Saved entries
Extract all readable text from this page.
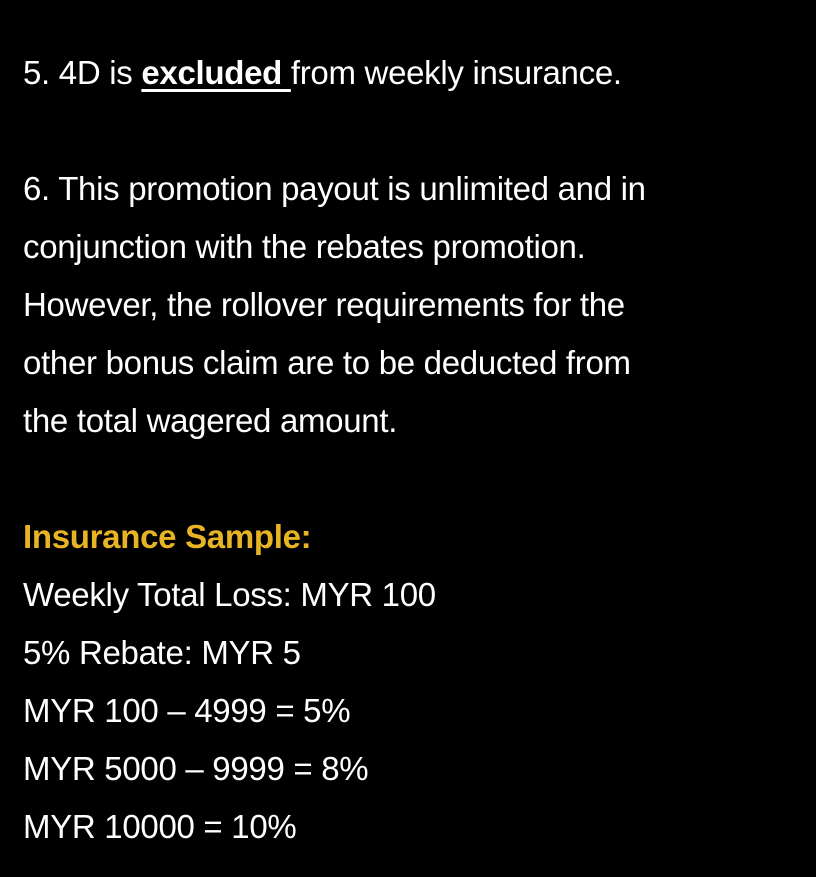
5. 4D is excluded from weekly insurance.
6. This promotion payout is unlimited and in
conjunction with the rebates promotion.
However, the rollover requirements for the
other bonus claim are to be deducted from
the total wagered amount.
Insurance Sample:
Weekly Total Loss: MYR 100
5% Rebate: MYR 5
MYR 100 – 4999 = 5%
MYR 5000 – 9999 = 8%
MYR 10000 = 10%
--
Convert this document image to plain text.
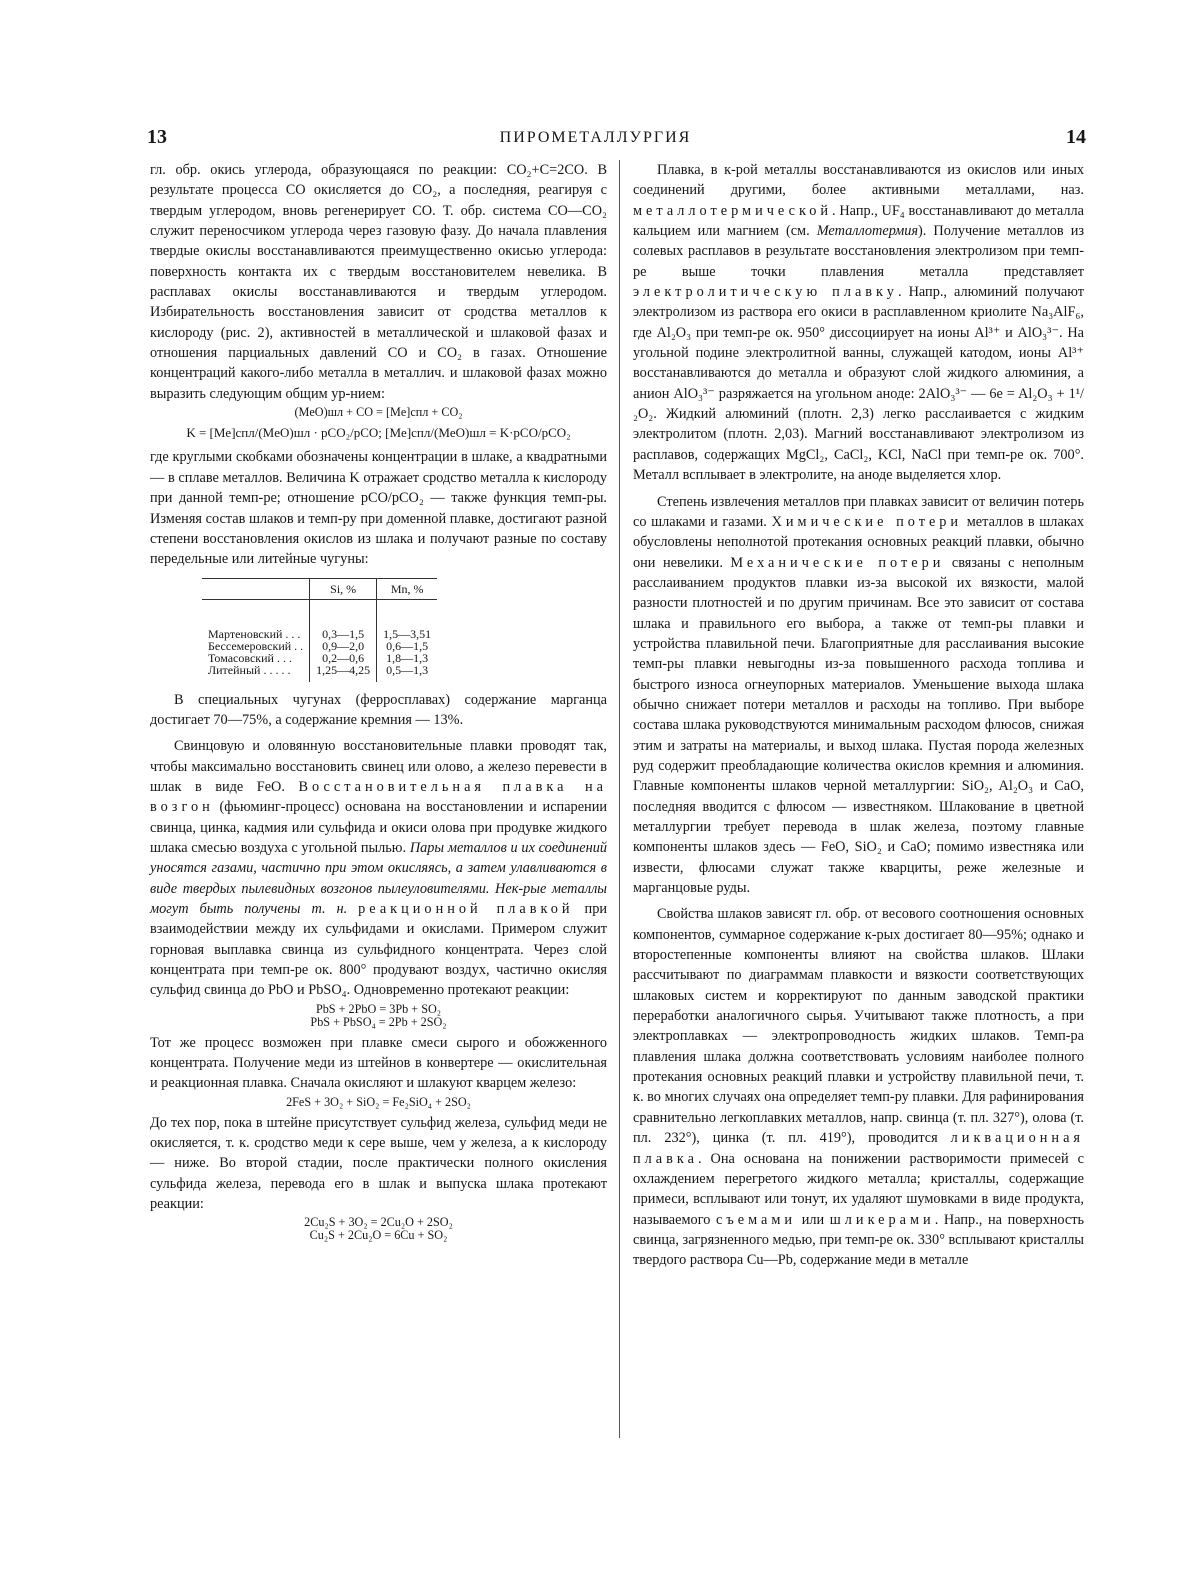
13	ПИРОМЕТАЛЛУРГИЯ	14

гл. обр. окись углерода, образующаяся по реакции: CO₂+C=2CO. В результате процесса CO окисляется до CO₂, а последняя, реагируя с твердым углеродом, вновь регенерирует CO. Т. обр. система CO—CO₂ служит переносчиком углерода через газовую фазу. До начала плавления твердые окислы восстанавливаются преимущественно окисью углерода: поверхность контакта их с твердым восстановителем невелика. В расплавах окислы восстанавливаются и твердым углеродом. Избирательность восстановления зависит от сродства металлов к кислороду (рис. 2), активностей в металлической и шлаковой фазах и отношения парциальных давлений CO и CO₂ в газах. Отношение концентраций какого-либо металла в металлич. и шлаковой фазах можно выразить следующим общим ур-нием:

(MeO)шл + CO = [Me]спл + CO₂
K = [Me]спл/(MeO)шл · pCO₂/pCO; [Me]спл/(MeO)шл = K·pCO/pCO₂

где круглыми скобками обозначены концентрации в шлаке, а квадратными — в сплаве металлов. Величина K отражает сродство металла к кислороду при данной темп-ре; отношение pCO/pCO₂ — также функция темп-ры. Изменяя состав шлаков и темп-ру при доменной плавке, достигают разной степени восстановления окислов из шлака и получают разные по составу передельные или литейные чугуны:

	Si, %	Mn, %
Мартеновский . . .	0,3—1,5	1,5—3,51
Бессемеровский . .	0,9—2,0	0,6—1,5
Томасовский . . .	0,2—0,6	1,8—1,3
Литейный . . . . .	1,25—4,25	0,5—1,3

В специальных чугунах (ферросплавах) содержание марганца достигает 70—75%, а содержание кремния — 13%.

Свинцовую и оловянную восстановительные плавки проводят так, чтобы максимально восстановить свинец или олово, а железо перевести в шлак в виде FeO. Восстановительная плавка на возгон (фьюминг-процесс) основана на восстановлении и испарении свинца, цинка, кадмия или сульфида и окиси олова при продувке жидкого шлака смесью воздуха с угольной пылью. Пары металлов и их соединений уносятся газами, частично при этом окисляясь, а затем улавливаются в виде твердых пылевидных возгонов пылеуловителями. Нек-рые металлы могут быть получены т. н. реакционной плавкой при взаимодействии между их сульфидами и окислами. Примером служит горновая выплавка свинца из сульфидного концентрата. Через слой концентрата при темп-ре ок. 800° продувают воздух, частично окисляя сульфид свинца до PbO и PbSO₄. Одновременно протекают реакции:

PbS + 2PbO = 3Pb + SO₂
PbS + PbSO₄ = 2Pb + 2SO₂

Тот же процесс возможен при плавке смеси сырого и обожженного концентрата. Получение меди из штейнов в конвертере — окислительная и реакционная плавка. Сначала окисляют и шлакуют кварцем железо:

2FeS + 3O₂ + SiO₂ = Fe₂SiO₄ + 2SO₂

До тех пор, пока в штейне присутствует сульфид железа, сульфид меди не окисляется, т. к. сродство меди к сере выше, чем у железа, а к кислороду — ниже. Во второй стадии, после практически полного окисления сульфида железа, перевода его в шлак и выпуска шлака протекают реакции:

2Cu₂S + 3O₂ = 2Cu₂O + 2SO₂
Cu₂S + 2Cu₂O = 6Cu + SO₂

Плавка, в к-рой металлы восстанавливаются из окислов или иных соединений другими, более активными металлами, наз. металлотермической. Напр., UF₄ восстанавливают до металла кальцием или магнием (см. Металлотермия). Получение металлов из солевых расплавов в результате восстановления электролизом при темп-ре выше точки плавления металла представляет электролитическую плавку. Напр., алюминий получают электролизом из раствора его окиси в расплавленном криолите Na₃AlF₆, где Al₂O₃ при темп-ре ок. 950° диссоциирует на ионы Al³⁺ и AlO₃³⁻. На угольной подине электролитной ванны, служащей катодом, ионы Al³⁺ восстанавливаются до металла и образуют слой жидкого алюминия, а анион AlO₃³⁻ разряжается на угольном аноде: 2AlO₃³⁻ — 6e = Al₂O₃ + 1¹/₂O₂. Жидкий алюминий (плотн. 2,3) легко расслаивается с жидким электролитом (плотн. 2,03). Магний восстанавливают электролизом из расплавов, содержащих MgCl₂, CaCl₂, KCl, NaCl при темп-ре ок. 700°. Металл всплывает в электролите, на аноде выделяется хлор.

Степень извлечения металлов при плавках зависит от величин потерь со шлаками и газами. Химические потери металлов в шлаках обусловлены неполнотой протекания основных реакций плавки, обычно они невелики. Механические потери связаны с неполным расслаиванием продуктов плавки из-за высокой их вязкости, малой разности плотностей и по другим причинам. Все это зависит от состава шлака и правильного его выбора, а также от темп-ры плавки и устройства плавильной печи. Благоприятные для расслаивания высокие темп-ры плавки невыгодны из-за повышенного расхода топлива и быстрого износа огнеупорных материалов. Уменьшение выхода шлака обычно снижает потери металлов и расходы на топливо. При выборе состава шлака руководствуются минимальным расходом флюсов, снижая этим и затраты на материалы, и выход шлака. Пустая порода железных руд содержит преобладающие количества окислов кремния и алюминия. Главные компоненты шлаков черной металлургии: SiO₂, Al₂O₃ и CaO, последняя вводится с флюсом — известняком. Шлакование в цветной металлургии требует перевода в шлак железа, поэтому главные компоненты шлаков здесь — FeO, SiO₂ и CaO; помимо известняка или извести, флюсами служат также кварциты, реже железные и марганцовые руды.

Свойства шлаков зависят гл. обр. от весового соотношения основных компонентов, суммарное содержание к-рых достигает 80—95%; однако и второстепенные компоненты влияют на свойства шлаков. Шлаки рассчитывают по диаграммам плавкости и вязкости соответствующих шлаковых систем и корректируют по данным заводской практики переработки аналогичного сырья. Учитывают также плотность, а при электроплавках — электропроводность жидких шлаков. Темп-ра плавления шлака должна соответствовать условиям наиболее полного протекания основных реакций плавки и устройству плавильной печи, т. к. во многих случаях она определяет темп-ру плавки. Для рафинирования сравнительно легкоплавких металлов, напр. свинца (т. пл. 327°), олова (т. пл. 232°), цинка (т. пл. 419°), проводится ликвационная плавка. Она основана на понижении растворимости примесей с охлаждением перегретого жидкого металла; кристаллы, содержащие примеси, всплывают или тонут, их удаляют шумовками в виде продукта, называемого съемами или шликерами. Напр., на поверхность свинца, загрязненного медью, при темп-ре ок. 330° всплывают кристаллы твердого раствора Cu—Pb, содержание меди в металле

### [THE TASK]
Locate each line with the word "promotion" and copy it.

### [RESPONSE BELOW]
6. This promotion payout is unlimited and in
conjunction with the rebates promotion.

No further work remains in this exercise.